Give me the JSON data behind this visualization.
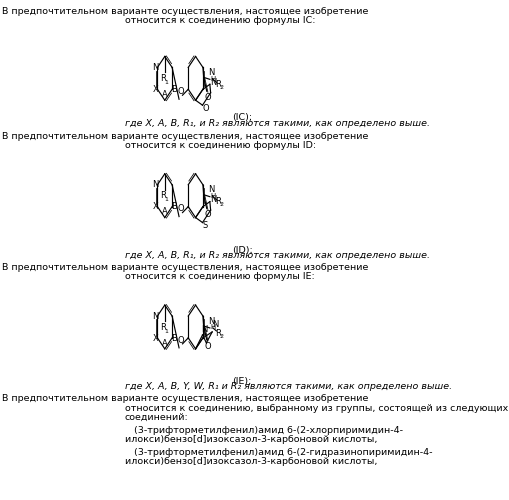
{
  "bg_color": "#ffffff",
  "fs": 6.8,
  "fs_italic": 6.5,
  "fs_label": 6.0,
  "fs_sub": 4.5,
  "lw": 0.85,
  "lw_thin": 0.55,
  "text_blocks": {
    "ic_line1": "В предпочтительном варианте осуществления, настоящее изобретение",
    "ic_line2": "относится к соединению формулы IC:",
    "ic_where": "где X, A, B, R₁, и R₂ являются такими, как определено выше.",
    "id_line1": "В предпочтительном варианте осуществления, настоящее изобретение",
    "id_line2": "относится к соединению формулы ID:",
    "id_where": "где X, A, B, R₁, и R₂ являются такими, как определено выше.",
    "ie_line1": "В предпочтительном варианте осуществления, настоящее изобретение",
    "ie_line2": "относится к соединению формулы IE:",
    "ie_where": "где X, A, B, Y, W, R₁ и R₂ являются такими, как определено выше.",
    "final_line1": "В предпочтительном варианте осуществления, настоящее изобретение",
    "final_line2": "относится к соединению, выбранному из группы, состоящей из следующих",
    "final_line3": "соединений:",
    "compound1a": "(3-трифторметилфенил)амид 6-(2-хлорпиримидин-4-",
    "compound1b": "илокси)бензо[d]изоксазол-3-карбоновой кислоты,",
    "compound2a": "(3-трифторметилфенил)амид 6-(2-гидразинопиримидин-4-",
    "compound2b": "илокси)бензо[d]изоксазол-3-карбоновой кислоты,"
  },
  "ic_label": "(IC);",
  "id_label": "(ID);",
  "ie_label": "(IE);"
}
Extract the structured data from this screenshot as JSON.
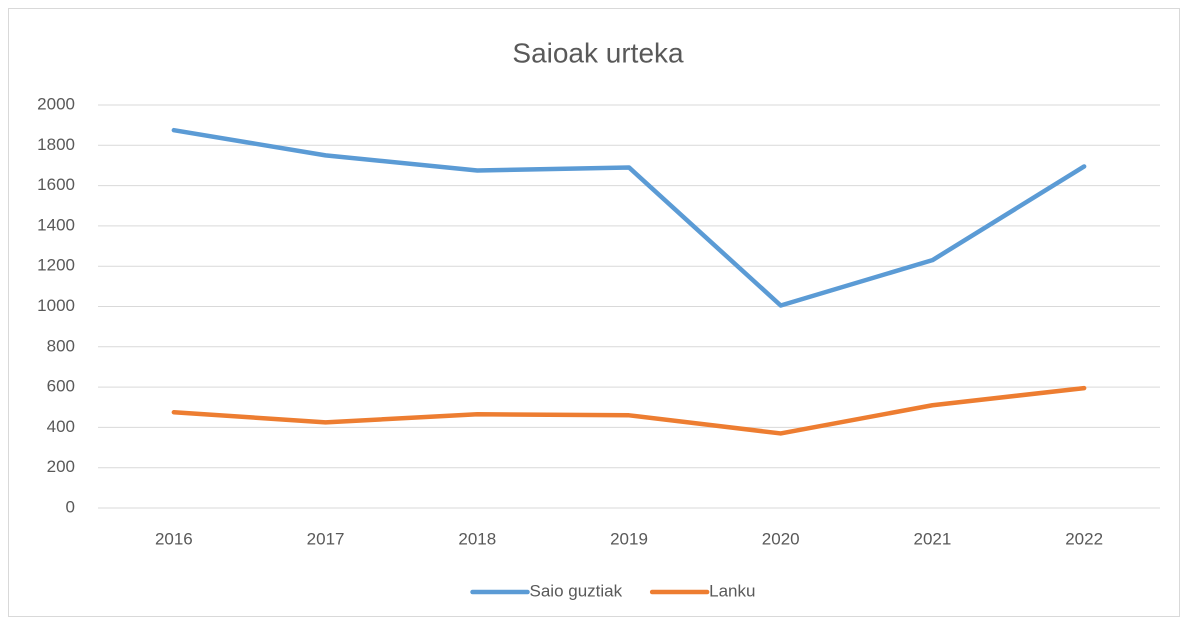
{
  "chart_data": {
    "type": "line",
    "title": "Saioak urteka",
    "categories": [
      "2016",
      "2017",
      "2018",
      "2019",
      "2020",
      "2021",
      "2022"
    ],
    "series": [
      {
        "name": "Saio guztiak",
        "color": "#5b9bd5",
        "values": [
          1875,
          1750,
          1675,
          1690,
          1005,
          1230,
          1695
        ]
      },
      {
        "name": "Lanku",
        "color": "#ed7d31",
        "values": [
          475,
          425,
          465,
          460,
          370,
          510,
          595
        ]
      }
    ],
    "ylim": [
      0,
      2000
    ],
    "yticks": [
      0,
      200,
      400,
      600,
      800,
      1000,
      1200,
      1400,
      1600,
      1800,
      2000
    ],
    "grid": true,
    "legend": "bottom"
  }
}
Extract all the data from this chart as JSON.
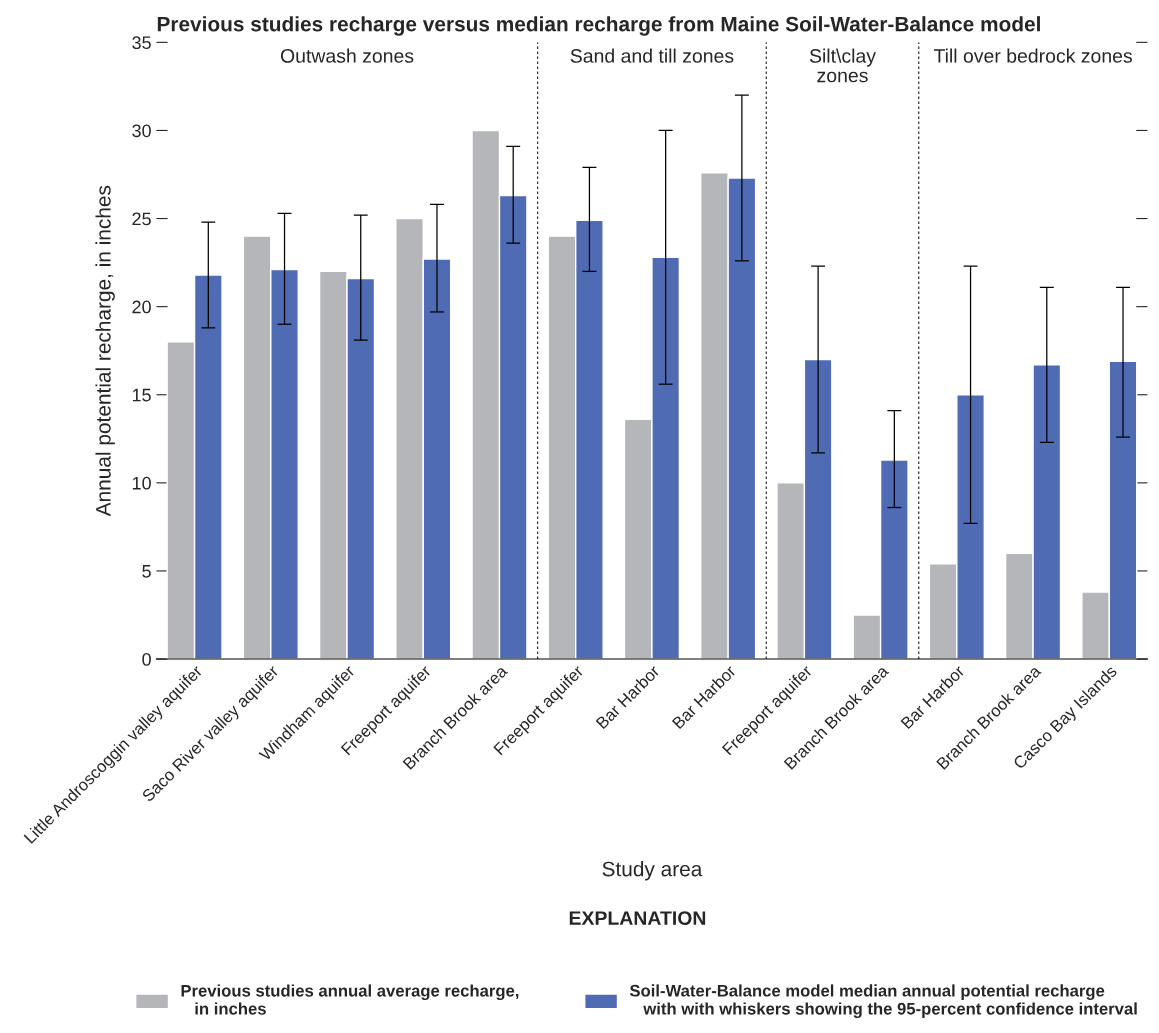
{
  "chart_data": {
    "type": "bar",
    "title": "Previous studies recharge versus median recharge from Maine Soil-Water-Balance model",
    "xlabel": "Study area",
    "ylabel": "Annual potential recharge, in inches",
    "legend_title": "EXPLANATION",
    "categories": [
      "Little Androscoggin valley aquifer",
      "Saco River valley aquifer",
      "Windham aquifer",
      "Freeport aquifer",
      "Branch Brook area",
      "Freeport aquifer",
      "Bar Harbor",
      "Bar Harbor",
      "Freeport aquifer",
      "Branch Brook area",
      "Bar Harbor",
      "Branch Brook area",
      "Casco Bay Islands"
    ],
    "series": [
      {
        "name": "Previous studies annual average recharge,\n   in inches",
        "color": "#b5b6ba",
        "values": [
          18,
          24,
          22,
          25,
          30,
          24,
          13.6,
          27.6,
          10,
          2.5,
          5.4,
          6,
          3.8
        ]
      },
      {
        "name": "Soil-Water-Balance model median annual potential recharge\n   with with whiskers showing the 95-percent confidence interval",
        "color": "#4f6bb3",
        "values": [
          21.8,
          22.1,
          21.6,
          22.7,
          26.3,
          24.9,
          22.8,
          27.3,
          17,
          11.3,
          15,
          16.7,
          16.9
        ],
        "errors": [
          [
            18.8,
            24.8
          ],
          [
            19.0,
            25.3
          ],
          [
            18.1,
            25.2
          ],
          [
            19.7,
            25.8
          ],
          [
            23.6,
            29.1
          ],
          [
            22.0,
            27.9
          ],
          [
            15.6,
            30.0
          ],
          [
            22.6,
            32.0
          ],
          [
            11.7,
            22.3
          ],
          [
            8.6,
            14.1
          ],
          [
            7.7,
            22.3
          ],
          [
            12.3,
            21.1
          ],
          [
            12.6,
            21.1
          ]
        ]
      }
    ],
    "ylim": [
      0,
      35
    ],
    "yticks": [
      0,
      5,
      10,
      15,
      20,
      25,
      30,
      35
    ],
    "annotations": [
      "Outwash zones",
      "Sand and till zones",
      "Silt\\clay\nzones",
      "Till over bedrock zones"
    ],
    "grid": false,
    "legend": "bottom"
  }
}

■ ■ ■ ■ ■

• [GIVEN EXERCISE]: Out of the material above, select every line that holds the string "from".

• [TASK ANSWER]:
Extract the structured data from this screenshot as JSON.
Extract all the data from this chart as JSON.
    "title": "Previous studies recharge versus median recharge from Maine Soil-Water-Balance model",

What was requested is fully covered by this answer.